28. At the hearing before the trial judge for the first time it was asserted on behalf of the State parties that the State is entitled to pursue other remedies via the notice of contribution and indemnity, such as tracing of profits (mentioned above), a claim that BCTIL holds profits on a constructive trust for the State parties, unjust enrichment and “subrogated restitution”. The primary legal basis for such claims appears to be unjust enrichment, the relevant legal principles being those enunciated by Lord Clarke in the UK Supreme Court decision in Menelaou v Bank of Cyprus plc [2015] UKSC 66 –
“18. …it is now well established that the court must ask itself four questions when faced with a claim for unjust enrichment. There are these:
(1) Has the defendant been enriched?
(2) Was the enrichment at the claimant’s expense?
(3) Was the enrichment unjust?
(4) Are there any defences available to the defendant?”
The High Court
29. The trial judge addressed the O.16 r.12 argument first, and it is appropriate to set out that rule more fully:
“ 12. (1) Where a defendant claims against another defendant:
(a) that he is entitled to contribution or indemnity, or
(b) that he is entitled to any relief or remedy relating to or connected with the original subject matter of the action and substantially the same as some relief or remedy claimed by the plaintiff, or
(c) that any question or issue relating to or connected with the said subject matter is substantially the same as some question or issue arising between the plaintiff and the defendant making the claim and should properly be determined not only as between the plaintiff and the defendant making the claim but as between the plaintiff and the defendant and the other defendant or between any or either of them,
the defendant making the claim may, without any leave, issue and serve on such other defendant a notice making such claim or specifying such question or issue. No appearance to such notice shall be necessary.
(2) After service of such notice either defendant shall be at liberty to apply for directions as regards pleadings between them if either considers it necessary to do so. In default of such application within twenty-eight days of service of such notice, the claim, question or issue shall be tried at or after the trial of the plaintiff’s action as the trial judge shall direct.
(3) Nothing herein contained shall prejudice the rights of the plaintiff against any defendant to the action.”
The trial judge in para. 34 observed that in order to avail of O.16 r.12 the claiming defendant must set out a claim coming within (a), (b) or (c).
________________________
▶ **Tasks**
a) In the judgment excerpt, what questions does the quoted passage say a court must ask when faced with a claim for unjust enrichment?
b) How would you render this sentence from the judgment excerpt in French: "Nothing herein contained shall prejudice the rights of the plaintiff against any defendant to the action."
________________________
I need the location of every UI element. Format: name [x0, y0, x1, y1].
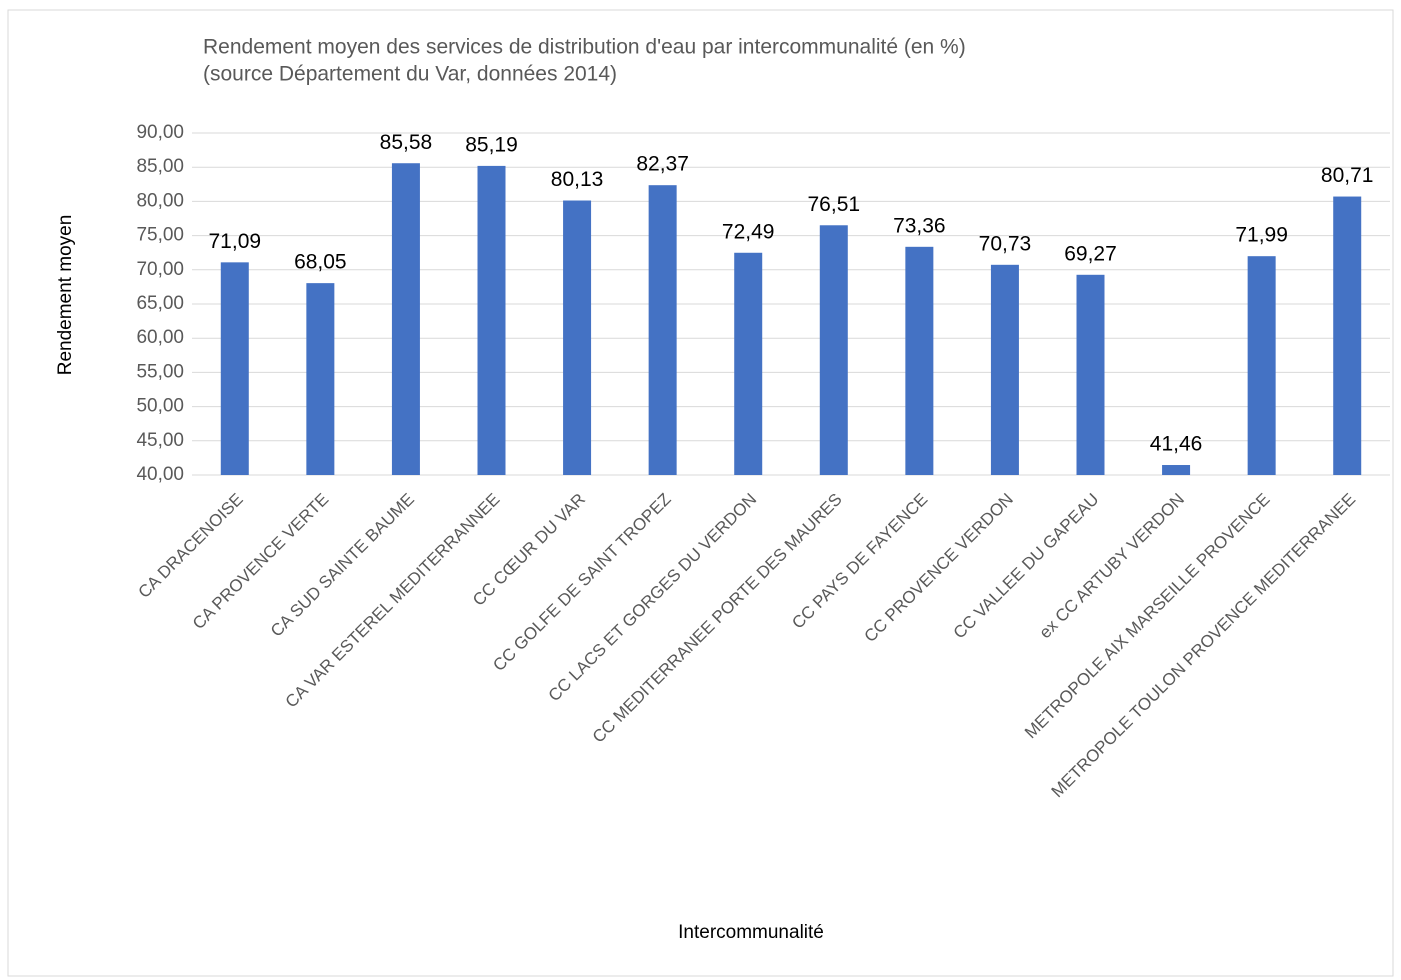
y-tick-label: 70,00	[136, 259, 184, 280]
bar	[477, 165, 506, 476]
y-tick-label: 65,00	[136, 293, 184, 314]
bar	[734, 252, 763, 475]
data-label: 76,51	[808, 193, 861, 216]
y-tick-label: 45,00	[136, 430, 184, 451]
data-label: 71,99	[1235, 224, 1288, 247]
bar	[1333, 196, 1362, 476]
y-tick-label: 85,00	[136, 156, 184, 177]
data-label: 68,05	[294, 251, 347, 274]
data-label: 41,46	[1150, 433, 1203, 456]
bar	[819, 225, 848, 475]
bar	[990, 264, 1019, 475]
bar	[1076, 274, 1105, 475]
y-tick-label: 55,00	[136, 361, 184, 382]
data-label: 80,71	[1321, 164, 1374, 187]
bar	[391, 163, 420, 476]
bar	[306, 283, 335, 475]
y-axis-label: Rendement moyen	[55, 215, 76, 376]
data-label: 70,73	[979, 232, 1032, 255]
y-tick-label: 75,00	[136, 225, 184, 246]
data-label: 72,49	[722, 220, 775, 243]
y-tick-label: 90,00	[136, 122, 184, 143]
bar	[1162, 465, 1191, 475]
data-label: 73,36	[893, 214, 946, 237]
data-label: 71,09	[209, 230, 262, 253]
bar	[1247, 256, 1276, 475]
data-label: 82,37	[636, 153, 689, 176]
y-tick-label: 60,00	[136, 327, 184, 348]
bar	[563, 200, 592, 475]
y-tick-label: 40,00	[136, 464, 184, 485]
bar	[220, 262, 249, 475]
data-label: 85,19	[465, 133, 518, 156]
chart-frame	[7, 9, 1394, 977]
data-label: 80,13	[551, 168, 604, 191]
bar	[648, 185, 677, 475]
bar	[905, 246, 934, 475]
x-axis-label: Intercommunalité	[678, 922, 824, 943]
y-tick-label: 80,00	[136, 190, 184, 211]
data-label: 69,27	[1064, 242, 1117, 265]
chart-subtitle: (source Département du Var, données 2014…	[203, 63, 617, 86]
chart-title: Rendement moyen des services de distribu…	[203, 36, 966, 59]
y-tick-label: 50,00	[136, 396, 184, 417]
data-label: 85,58	[380, 131, 433, 154]
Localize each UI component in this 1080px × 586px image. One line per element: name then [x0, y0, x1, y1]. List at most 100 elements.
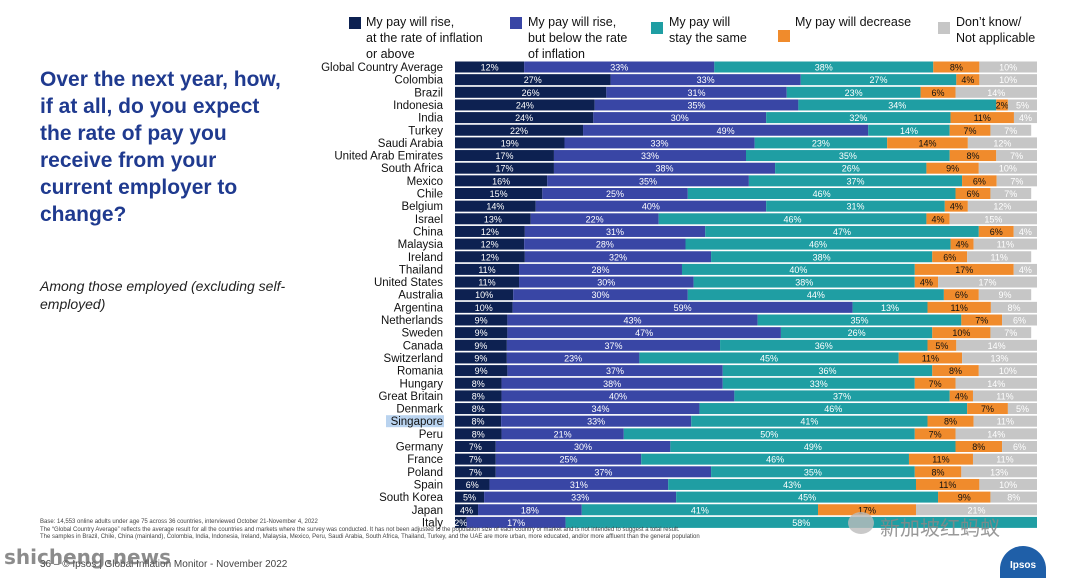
category-label: Mexico	[407, 176, 443, 188]
bar-segment	[455, 377, 502, 389]
bar-segment	[1002, 314, 1037, 326]
data-label: 32%	[609, 252, 627, 262]
bar-segment	[955, 188, 991, 199]
data-label: 10%	[475, 290, 493, 300]
category-label: South Africa	[381, 163, 444, 175]
data-label: 8%	[972, 442, 985, 452]
bar-segment	[524, 238, 686, 250]
bar-segment	[996, 175, 1037, 187]
data-label: 46%	[824, 404, 842, 414]
data-label: 43%	[624, 316, 642, 326]
category-label: Spain	[414, 479, 443, 491]
bar-segment	[455, 175, 548, 187]
bar-segment	[967, 137, 1037, 149]
data-label: 7%	[975, 316, 988, 326]
footnote: Base: 14,553 online adults under age 75 …	[40, 519, 800, 542]
footnote-base: Base: 14,553 online adults under age 75 …	[40, 519, 318, 525]
data-label: 44%	[807, 290, 825, 300]
bar-segment	[507, 314, 758, 326]
bar-segment	[455, 251, 525, 263]
data-label: 14%	[987, 88, 1005, 98]
bar-segment	[506, 352, 640, 364]
data-label: 12%	[993, 138, 1011, 148]
data-label: 43%	[783, 480, 801, 490]
data-label: 14%	[988, 341, 1006, 351]
watermark-channel: 新加坡红蚂蚁	[880, 516, 1000, 540]
bar-segment	[535, 200, 767, 212]
bar-segment	[938, 491, 991, 503]
bar-segment	[972, 453, 1037, 465]
bar-segment	[455, 238, 525, 250]
legend-label-4: My pay will decrease	[795, 15, 912, 29]
data-label: 37%	[833, 391, 851, 401]
data-label: 9%	[475, 316, 488, 326]
bar-segment	[610, 74, 801, 86]
bar-segment	[798, 99, 997, 111]
category-label: Chile	[417, 189, 443, 201]
data-label: 12%	[481, 227, 499, 237]
bar-segment	[676, 491, 939, 503]
bar-segment	[955, 86, 1037, 98]
data-label: 25%	[606, 189, 624, 199]
bar-segment	[956, 339, 1037, 351]
category-label: South Korea	[379, 492, 444, 504]
data-label: 30%	[574, 442, 592, 452]
bar-segment	[956, 74, 980, 86]
category-label: India	[418, 113, 444, 125]
legend-swatch-4	[778, 30, 790, 42]
category-label: Israel	[415, 214, 443, 226]
data-label: 30%	[597, 278, 615, 288]
data-label: 10%	[475, 303, 493, 313]
bar-segment	[914, 377, 956, 389]
bar-segment	[748, 175, 963, 187]
bar-segment	[800, 74, 957, 86]
bar-segment	[1013, 225, 1037, 237]
bar-segment	[530, 213, 659, 225]
bar-segment	[455, 516, 467, 528]
bar-segment	[932, 251, 968, 263]
data-label: 15%	[490, 189, 508, 199]
data-label: 7%	[469, 455, 482, 465]
data-label: 5%	[935, 341, 948, 351]
data-label: 4%	[1019, 265, 1032, 275]
bar-segment	[455, 390, 502, 402]
data-label: 14%	[486, 202, 504, 212]
bar-segment	[908, 453, 973, 465]
page-footer: 36 – © Ipsos | Global Inflation Monitor …	[40, 559, 288, 570]
data-label: 5%	[1016, 100, 1029, 110]
data-label: 23%	[812, 138, 830, 148]
data-label: 38%	[656, 164, 674, 174]
data-label: 38%	[603, 379, 621, 389]
data-label: 30%	[671, 113, 689, 123]
data-label: 5%	[463, 493, 476, 503]
bar-segment	[978, 365, 1037, 377]
bar-segment	[506, 339, 721, 351]
bar-segment	[501, 377, 723, 389]
bar-segment	[455, 314, 508, 326]
category-label: Saudi Arabia	[378, 138, 444, 150]
bar-segment	[978, 289, 1032, 301]
bar-segment	[455, 352, 507, 364]
data-label: 33%	[651, 138, 669, 148]
watermark-site: shicheng.news	[4, 545, 171, 569]
data-label: 31%	[570, 480, 588, 490]
category-label: Sweden	[401, 328, 443, 340]
bar-segment	[513, 289, 688, 301]
data-label: 27%	[870, 75, 888, 85]
data-label: 46%	[784, 214, 802, 224]
data-label: 10%	[999, 75, 1017, 85]
bar-segment	[466, 516, 566, 528]
bar-segment	[455, 453, 496, 465]
bar-segment	[780, 327, 933, 339]
category-label: Thailand	[399, 264, 443, 276]
bar-segment	[818, 504, 916, 516]
bar-segment	[564, 137, 755, 149]
data-label: 18%	[521, 505, 539, 515]
bar-segment	[489, 478, 669, 490]
bar-segment	[455, 504, 479, 516]
data-label: 8%	[472, 391, 485, 401]
data-label: 28%	[596, 240, 614, 250]
bar-segment	[495, 466, 712, 478]
bar-segment	[990, 188, 1032, 199]
bar-segment	[949, 213, 1037, 225]
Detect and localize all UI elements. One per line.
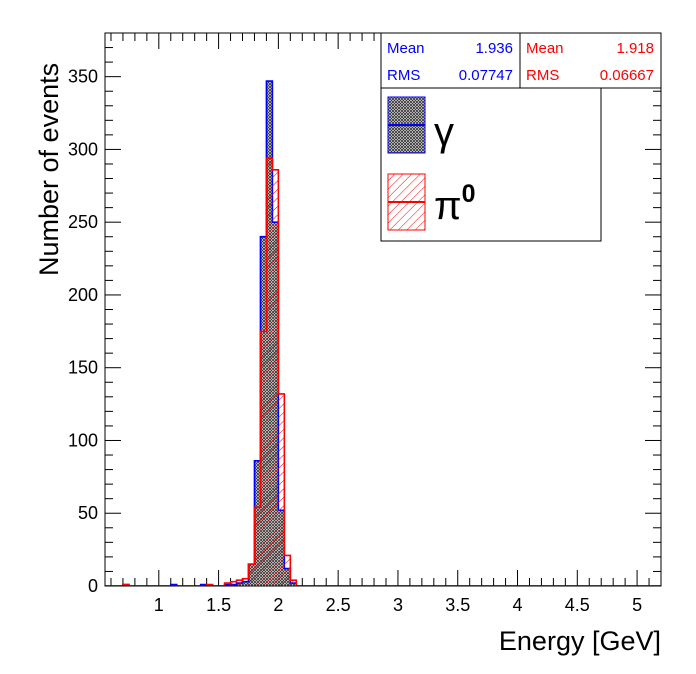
histogram-bin-bar — [278, 393, 285, 586]
stats-gamma-rms-value: 0.07747 — [459, 67, 513, 84]
histogram-bin-bar — [284, 555, 291, 586]
y-tick-label: 200 — [68, 285, 98, 305]
y-tick-label: 250 — [68, 212, 98, 232]
histogram-bin-bar — [266, 158, 273, 586]
stats-box: Mean 1.936 RMS 0.07747 Mean 1.918 RMS 0.… — [380, 32, 662, 89]
stats-pi0-mean-value: 1.918 — [616, 40, 654, 57]
y-tick-label: 100 — [68, 430, 98, 450]
stats-gamma-rms-label: RMS — [387, 67, 420, 84]
x-tick-label: 3 — [393, 595, 403, 615]
histogram-bin-bar — [260, 331, 267, 586]
x-axis-title: Energy [GeV] — [499, 626, 661, 656]
histogram-bin-bar — [236, 580, 243, 586]
histogram-bin-bar — [230, 581, 237, 586]
stats-pi0-rms-label: RMS — [526, 67, 559, 84]
x-tick-label: 4 — [513, 595, 523, 615]
y-tick-label: 50 — [78, 503, 98, 523]
stats-gamma-mean-value: 1.936 — [475, 40, 513, 57]
y-tick-label: 350 — [68, 67, 98, 87]
x-tick-label: 2.5 — [326, 595, 351, 615]
x-tick-label: 5 — [632, 595, 642, 615]
x-tick-label: 2 — [273, 595, 283, 615]
histogram-series — [105, 80, 661, 586]
series-1 — [105, 157, 661, 586]
histogram-bin-bar — [290, 580, 297, 586]
y-tick-label: 0 — [88, 576, 98, 596]
legend-pi0-label: π0 — [434, 180, 476, 228]
legend-gamma-label: γ — [434, 110, 454, 154]
histogram-bin-bar — [248, 564, 255, 586]
stats-gamma-mean-label: Mean — [387, 40, 425, 57]
y-tick-labels: 0 50 100 150 200 250 300 350 — [68, 67, 98, 596]
x-tick-label: 1.5 — [206, 595, 231, 615]
x-tick-label: 1 — [154, 595, 164, 615]
legend-pi0-superscript: 0 — [462, 180, 476, 208]
stats-pi0-rms-value: 0.06667 — [600, 67, 654, 84]
y-tick-label: 150 — [68, 358, 98, 378]
x-tick-label: 4.5 — [565, 595, 590, 615]
y-tick-label: 300 — [68, 139, 98, 159]
stats-pi0-mean-label: Mean — [526, 40, 564, 57]
x-tick-label: 3.5 — [445, 595, 470, 615]
legend: γ π0 — [380, 87, 602, 242]
x-tick-labels: 1 1.5 2 2.5 3 3.5 4 4.5 5 — [154, 595, 642, 615]
histogram-bin-bar — [242, 578, 249, 586]
histogram-bin-bar — [272, 169, 279, 586]
legend-pi0-symbol: π — [434, 184, 462, 228]
histogram-bin-bar — [254, 507, 261, 586]
y-axis-title: Number of events — [34, 63, 64, 276]
stats-box-frame — [380, 32, 662, 89]
histogram-bin-bar — [224, 583, 231, 586]
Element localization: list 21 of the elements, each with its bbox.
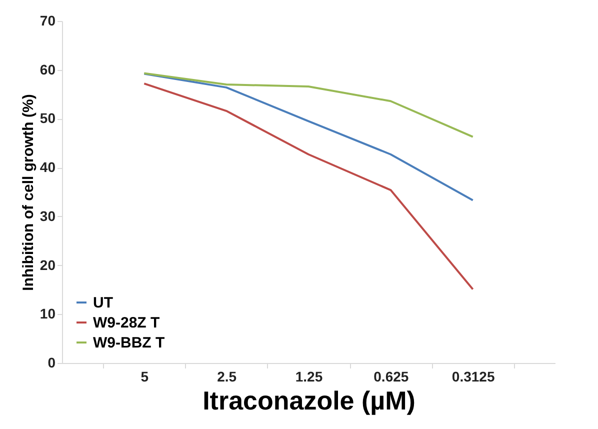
y-axis-title: Inhibition of cell growth (%) bbox=[20, 94, 37, 291]
y-tick-label: 0 bbox=[48, 354, 56, 370]
legend-label: UT bbox=[93, 294, 113, 312]
y-tick-label: 50 bbox=[40, 110, 56, 126]
y-tick-label: 70 bbox=[40, 12, 56, 28]
y-tick-label: 40 bbox=[40, 159, 56, 176]
y-tick-label: 60 bbox=[40, 61, 56, 78]
x-tick-label: 0.625 bbox=[374, 368, 409, 384]
x-tick-label: 2.5 bbox=[217, 368, 237, 384]
x-tick-label: 5 bbox=[140, 368, 149, 384]
line-series bbox=[143, 72, 474, 202]
legend-label: W9-28Z T bbox=[93, 314, 160, 332]
x-axis-title: Itraconazole (µM) bbox=[202, 386, 416, 416]
y-tick-label: 10 bbox=[40, 306, 56, 322]
x-tick-label: 0.3125 bbox=[452, 368, 495, 384]
y-tick-label: 20 bbox=[40, 256, 56, 273]
line-series bbox=[143, 72, 474, 138]
legend-label: W9-BBZ T bbox=[93, 334, 165, 352]
x-tick-label: 1.25 bbox=[295, 368, 323, 384]
y-tick-label: 30 bbox=[40, 208, 56, 224]
line-series bbox=[143, 82, 474, 290]
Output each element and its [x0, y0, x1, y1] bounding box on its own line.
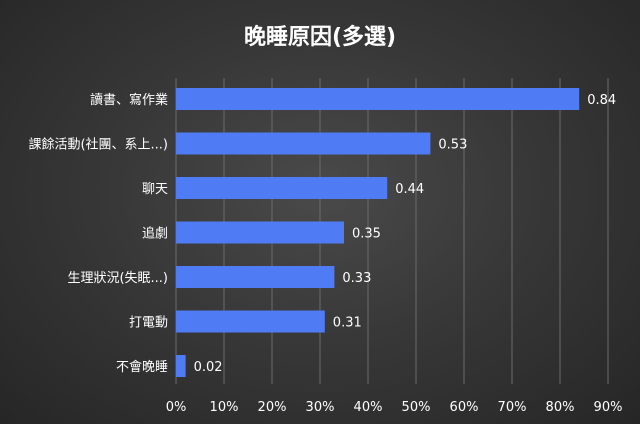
bars [176, 88, 580, 377]
bar [176, 266, 335, 288]
bar [176, 132, 431, 155]
bar [176, 221, 344, 244]
labels: 0% 10% 20% 30% 40% 50% 60% 70% 80% 90% 讀書、寫作業 0.84 課… [28, 92, 622, 415]
x-tick-label: 50% [402, 400, 431, 415]
category-label: 聊天 [142, 182, 168, 197]
data-label: 0.02 [194, 360, 223, 375]
category-label: 讀書、寫作業 [90, 92, 168, 108]
category-label: 不會晚睡 [116, 360, 168, 375]
data-label: 0.84 [587, 93, 616, 108]
category-label: 打電動 [129, 316, 168, 331]
x-tick-label: 60% [450, 400, 479, 415]
bar [176, 355, 186, 377]
bar [176, 88, 580, 110]
x-tick-label: 90% [594, 400, 623, 415]
x-tick-label: 80% [546, 400, 575, 415]
bar [176, 177, 388, 199]
category-label: 生理狀況(失眠...) [67, 271, 168, 286]
x-tick-label: 10% [210, 400, 239, 415]
category-label: 追劇 [142, 226, 168, 242]
chart-title: 晚睡原因(多選) [244, 24, 396, 50]
data-label: 0.44 [395, 182, 424, 197]
category-label: 課餘活動(社團、系上...) [28, 137, 168, 153]
data-label: 0.53 [438, 138, 467, 153]
x-tick-label: 70% [498, 400, 527, 415]
x-tick-label: 30% [306, 400, 335, 415]
data-label: 0.33 [342, 271, 371, 286]
bar [176, 310, 325, 333]
gridlines [175, 78, 609, 384]
data-label: 0.35 [352, 227, 381, 242]
x-tick-label: 40% [354, 400, 383, 415]
data-label: 0.31 [333, 316, 362, 331]
x-tick-label: 0% [166, 400, 187, 415]
x-tick-label: 20% [258, 400, 287, 415]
________________________
▶ **Final answers**
a)
1. Has the defendant been enriched?
2. Was the enrichment at the claimant's expense?
3. Was the enrichment unjust?
4. Are there any defenses available to the defendant?

b) Aucune disposition des présentes ne porte atteinte aux droits du demandeur à l'encontre de tout défendeur à l'action.